#### TASK DETAILS:
Locate the string "Rotor" in the records below. Copy every line where it occurs.
== ITEMS ==
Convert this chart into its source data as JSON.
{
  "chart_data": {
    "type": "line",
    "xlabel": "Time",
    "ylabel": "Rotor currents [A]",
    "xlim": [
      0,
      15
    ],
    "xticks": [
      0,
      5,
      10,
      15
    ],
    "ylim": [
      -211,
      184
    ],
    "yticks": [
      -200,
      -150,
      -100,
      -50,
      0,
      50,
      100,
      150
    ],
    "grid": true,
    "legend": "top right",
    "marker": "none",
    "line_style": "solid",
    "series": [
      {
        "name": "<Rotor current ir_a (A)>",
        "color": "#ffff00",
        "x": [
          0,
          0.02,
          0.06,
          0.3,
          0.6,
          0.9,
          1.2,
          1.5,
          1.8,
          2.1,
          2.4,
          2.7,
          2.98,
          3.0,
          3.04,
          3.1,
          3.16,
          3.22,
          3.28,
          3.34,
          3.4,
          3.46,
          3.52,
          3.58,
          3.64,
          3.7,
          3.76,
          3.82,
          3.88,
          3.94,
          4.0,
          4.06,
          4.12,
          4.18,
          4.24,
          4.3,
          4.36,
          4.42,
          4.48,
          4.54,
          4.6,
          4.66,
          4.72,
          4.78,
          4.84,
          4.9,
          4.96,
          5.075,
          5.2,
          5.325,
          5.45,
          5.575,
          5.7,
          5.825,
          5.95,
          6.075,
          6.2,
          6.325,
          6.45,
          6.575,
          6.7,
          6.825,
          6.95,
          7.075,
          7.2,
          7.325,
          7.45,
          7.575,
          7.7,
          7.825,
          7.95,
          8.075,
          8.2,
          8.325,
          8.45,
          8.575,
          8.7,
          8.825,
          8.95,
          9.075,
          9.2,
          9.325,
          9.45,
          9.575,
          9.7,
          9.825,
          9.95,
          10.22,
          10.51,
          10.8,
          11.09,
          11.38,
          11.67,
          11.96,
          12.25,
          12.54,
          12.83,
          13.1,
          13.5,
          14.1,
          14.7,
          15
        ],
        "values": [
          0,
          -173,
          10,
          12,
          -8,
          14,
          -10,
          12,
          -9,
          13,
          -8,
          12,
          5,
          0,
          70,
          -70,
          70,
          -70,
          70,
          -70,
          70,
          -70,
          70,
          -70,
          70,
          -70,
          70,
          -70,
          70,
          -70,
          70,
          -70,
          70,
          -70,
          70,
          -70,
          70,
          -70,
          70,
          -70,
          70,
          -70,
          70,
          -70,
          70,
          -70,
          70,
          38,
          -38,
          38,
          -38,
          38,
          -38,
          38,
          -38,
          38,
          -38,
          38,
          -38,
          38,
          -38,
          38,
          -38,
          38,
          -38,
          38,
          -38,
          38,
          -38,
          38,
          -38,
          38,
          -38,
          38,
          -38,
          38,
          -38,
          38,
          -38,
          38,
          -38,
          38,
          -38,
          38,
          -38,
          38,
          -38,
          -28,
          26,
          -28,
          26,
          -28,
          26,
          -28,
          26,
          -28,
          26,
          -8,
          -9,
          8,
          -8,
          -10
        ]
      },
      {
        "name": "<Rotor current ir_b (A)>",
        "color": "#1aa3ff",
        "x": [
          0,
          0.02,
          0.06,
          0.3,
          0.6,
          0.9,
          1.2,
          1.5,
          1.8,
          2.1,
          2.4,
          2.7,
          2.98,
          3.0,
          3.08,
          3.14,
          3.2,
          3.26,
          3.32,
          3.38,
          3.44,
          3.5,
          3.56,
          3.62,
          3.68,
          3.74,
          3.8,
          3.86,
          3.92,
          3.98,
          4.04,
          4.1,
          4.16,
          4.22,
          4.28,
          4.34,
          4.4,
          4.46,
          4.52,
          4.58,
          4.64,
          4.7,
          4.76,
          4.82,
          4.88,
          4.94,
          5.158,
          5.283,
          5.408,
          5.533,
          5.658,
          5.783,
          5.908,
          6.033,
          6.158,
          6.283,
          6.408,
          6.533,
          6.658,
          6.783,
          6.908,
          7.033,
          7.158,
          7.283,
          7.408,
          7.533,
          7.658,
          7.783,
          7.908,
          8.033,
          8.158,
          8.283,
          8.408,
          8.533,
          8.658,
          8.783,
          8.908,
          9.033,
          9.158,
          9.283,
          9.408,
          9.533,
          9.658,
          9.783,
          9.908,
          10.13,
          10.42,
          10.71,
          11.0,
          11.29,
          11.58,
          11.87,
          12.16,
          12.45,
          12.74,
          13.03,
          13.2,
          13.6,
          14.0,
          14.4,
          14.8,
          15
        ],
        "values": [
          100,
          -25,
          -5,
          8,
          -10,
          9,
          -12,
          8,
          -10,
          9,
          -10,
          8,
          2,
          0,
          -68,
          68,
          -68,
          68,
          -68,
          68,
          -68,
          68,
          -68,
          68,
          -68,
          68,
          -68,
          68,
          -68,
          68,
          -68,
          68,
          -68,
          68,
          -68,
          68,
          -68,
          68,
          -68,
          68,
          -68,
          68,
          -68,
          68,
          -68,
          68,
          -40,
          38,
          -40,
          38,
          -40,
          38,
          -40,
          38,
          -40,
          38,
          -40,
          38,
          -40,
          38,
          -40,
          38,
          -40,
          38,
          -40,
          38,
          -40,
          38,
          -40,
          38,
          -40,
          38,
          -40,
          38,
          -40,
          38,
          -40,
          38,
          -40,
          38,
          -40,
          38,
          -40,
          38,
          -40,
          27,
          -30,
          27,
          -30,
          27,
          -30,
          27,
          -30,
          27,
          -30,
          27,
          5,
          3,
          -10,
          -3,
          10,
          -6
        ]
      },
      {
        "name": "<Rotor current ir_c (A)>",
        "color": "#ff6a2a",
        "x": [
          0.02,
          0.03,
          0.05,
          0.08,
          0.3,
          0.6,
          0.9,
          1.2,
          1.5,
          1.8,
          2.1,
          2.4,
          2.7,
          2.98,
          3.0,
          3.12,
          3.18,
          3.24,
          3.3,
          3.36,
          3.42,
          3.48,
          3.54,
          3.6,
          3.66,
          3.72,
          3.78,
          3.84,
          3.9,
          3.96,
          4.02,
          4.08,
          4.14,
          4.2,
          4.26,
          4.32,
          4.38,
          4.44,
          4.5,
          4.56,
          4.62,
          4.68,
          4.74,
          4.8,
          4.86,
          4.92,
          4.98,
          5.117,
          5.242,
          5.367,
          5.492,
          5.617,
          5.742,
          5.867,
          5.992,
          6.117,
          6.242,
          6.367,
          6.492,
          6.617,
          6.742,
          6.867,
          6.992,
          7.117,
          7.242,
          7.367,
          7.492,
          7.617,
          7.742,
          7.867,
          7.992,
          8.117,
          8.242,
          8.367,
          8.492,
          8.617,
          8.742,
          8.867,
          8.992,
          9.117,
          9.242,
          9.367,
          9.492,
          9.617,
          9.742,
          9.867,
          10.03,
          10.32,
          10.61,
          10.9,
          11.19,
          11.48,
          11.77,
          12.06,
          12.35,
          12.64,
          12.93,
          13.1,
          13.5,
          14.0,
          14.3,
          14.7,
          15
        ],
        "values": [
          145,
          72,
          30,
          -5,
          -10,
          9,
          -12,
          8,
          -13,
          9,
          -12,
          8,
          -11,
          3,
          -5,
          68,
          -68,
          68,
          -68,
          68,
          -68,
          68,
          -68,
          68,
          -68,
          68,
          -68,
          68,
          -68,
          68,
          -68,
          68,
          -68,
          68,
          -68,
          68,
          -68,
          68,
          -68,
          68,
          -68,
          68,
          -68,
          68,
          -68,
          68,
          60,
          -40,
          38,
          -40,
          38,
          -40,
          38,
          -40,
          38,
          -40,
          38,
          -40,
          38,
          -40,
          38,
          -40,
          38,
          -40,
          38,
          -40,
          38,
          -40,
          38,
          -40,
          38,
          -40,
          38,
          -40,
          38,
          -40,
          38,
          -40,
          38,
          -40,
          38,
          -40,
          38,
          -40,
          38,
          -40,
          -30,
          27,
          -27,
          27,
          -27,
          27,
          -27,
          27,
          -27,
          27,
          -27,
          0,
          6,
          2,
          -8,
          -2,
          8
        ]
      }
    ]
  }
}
===
#### FINAL ANSWER:
    "ylabel": "Rotor currents [A]",
        "name": "<Rotor current ir_a (A)>",
        "name": "<Rotor current ir_b (A)>",
        "name": "<Rotor current ir_c (A)>",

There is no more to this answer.